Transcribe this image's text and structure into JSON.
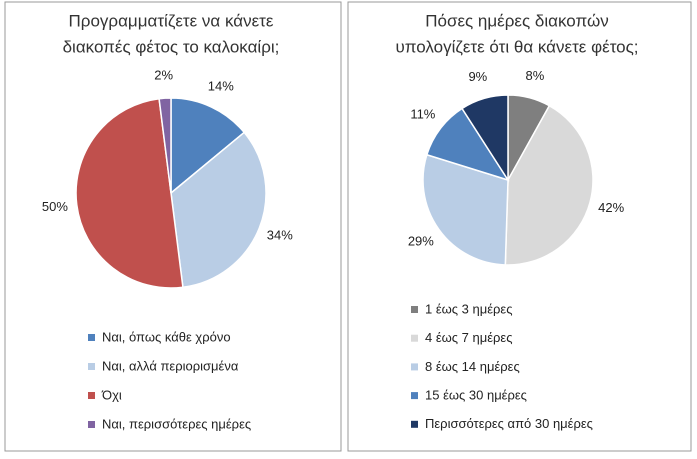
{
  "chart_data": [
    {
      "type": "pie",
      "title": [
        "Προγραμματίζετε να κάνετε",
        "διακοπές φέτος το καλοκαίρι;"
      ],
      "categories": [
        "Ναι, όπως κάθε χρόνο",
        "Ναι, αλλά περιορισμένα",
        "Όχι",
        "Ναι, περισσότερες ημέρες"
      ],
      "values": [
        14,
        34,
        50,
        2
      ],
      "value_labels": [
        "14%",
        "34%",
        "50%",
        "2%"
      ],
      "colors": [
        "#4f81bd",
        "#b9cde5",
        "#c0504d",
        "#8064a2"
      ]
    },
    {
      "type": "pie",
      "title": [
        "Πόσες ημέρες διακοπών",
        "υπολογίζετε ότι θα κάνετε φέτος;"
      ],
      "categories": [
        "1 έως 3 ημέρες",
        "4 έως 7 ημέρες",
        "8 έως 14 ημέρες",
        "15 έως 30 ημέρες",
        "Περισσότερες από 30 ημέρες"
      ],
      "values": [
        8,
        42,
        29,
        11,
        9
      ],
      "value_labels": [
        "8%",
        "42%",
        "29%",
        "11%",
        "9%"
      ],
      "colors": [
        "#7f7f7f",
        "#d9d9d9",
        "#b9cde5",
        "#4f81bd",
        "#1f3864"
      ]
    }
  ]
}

========================================================================

• WRITTEN INSTRUCTION: Pick out every line holding the string "ημέρες" and return it.

• EXERCISE RESPONSE:
        "Ναι, περισσότερες ημέρες"
        "Πόσες ημέρες διακοπών",
        "1 έως 3 ημέρες",
        "4 έως 7 ημέρες",
        "8 έως 14 ημέρες",
        "15 έως 30 ημέρες",
        "Περισσότερες από 30 ημέρες"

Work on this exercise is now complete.